> **PAGE EXCERPT**:
........

The median income for a household in the city was $109,833. The per capita income for the city was $58,118. The median home cost in Newcastle is $511,500.

2000 census
As of the census of 2000, there were 7,737 people, 3,028 households, and 2,189 families residing in the city. The population density was 1,731.5 people per square mile (668.3/km2). There were 3,117 housing units at an average density of 697.6 per square mile (269.2/km2). The racial makeup of the city was 75.05% White, 1.62% African American, 0.45% Native American, 18.25% Asian, 0.25% Pacific Islander, 1.36% from other races, and 3.02% from two or more races. Hispanic or Latino of any race were 2.88% of the population.

There were 3,028 households, out of which 34.3% had children under the age of 18 living with them, 63.7% were married couples living together, 5.8% had a female householder with no husband present, and 27.7% were non-families. 20.5% of all households were made up of individuals, and 2.8% had someone living alone who was 65 years of age or older. The average household size was 2.55 and the average family size was 2.98.

In the city the population was spread out, with 23.4% under the age of 18, 7.2% from 18 to 24, 37.9% from 25 to 44, 24.9% from 45 to 64, and 6.6% who were 65 years of age or older. The median age was 36 years. For every 100 females, there were 100.0 males. For every 100 females age 18 and over, there were 97.9 males.

........

Spatial layout data:
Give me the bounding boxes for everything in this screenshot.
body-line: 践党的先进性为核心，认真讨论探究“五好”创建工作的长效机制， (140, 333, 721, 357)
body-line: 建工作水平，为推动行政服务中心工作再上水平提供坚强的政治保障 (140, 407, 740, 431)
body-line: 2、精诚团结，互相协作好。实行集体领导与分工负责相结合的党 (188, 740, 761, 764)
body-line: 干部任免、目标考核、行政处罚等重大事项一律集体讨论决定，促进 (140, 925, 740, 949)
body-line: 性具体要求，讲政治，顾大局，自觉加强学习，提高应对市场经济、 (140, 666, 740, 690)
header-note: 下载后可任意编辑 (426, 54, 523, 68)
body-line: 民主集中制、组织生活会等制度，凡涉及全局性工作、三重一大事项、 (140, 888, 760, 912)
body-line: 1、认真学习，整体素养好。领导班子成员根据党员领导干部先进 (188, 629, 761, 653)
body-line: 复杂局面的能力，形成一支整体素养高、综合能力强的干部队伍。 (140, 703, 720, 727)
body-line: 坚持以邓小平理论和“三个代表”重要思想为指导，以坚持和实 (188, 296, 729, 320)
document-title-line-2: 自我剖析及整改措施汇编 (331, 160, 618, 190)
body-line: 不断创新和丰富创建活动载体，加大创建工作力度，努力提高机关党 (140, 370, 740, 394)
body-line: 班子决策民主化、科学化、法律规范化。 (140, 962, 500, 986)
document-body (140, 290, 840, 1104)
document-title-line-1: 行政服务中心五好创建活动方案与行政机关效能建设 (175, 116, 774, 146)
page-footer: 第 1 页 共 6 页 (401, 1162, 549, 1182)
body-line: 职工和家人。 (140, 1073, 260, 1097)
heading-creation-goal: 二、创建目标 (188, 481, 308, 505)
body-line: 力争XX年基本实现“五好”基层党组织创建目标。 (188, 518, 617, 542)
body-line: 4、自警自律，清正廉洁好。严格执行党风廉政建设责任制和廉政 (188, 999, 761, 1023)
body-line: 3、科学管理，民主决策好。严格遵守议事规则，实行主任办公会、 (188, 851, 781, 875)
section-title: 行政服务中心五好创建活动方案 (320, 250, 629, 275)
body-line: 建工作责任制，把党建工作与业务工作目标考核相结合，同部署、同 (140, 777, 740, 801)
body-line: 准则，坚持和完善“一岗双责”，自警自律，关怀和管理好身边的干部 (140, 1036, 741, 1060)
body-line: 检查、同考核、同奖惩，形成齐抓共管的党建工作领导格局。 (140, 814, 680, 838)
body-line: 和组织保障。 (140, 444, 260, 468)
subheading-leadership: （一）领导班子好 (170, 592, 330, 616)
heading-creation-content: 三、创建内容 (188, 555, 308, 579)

........

> **YOUR TASKS**:
**a.** What was the median age in the Newcastle census excerpt?
**b.** Pick up the Newcastle census excerpt right after its last sentence and keep it going.

> **TASK-BY-TASK ANSWERS**:
**a.** 36 years

**b.**
The median income for a household in the city was $80,320, and the median income for a family was $91,381. Males had a median income of $60,639 versus $41,868 for females. The per capita income for the city was $35,057. About 1.8% of families and 2.0% of the population were below the poverty line, including 1.1% of those under age 18 and 6.6% of those age 65 or over.

Notable residents
Newcastle has been a preferred residence of numerous current and former Seattle Seahawks players, coaches, and front office personnel due to its close proximity to the NFL franchise's headquarters and practice facility on Lake Washington at the Virginia Mason Athletic Center (VMAC) in Renton.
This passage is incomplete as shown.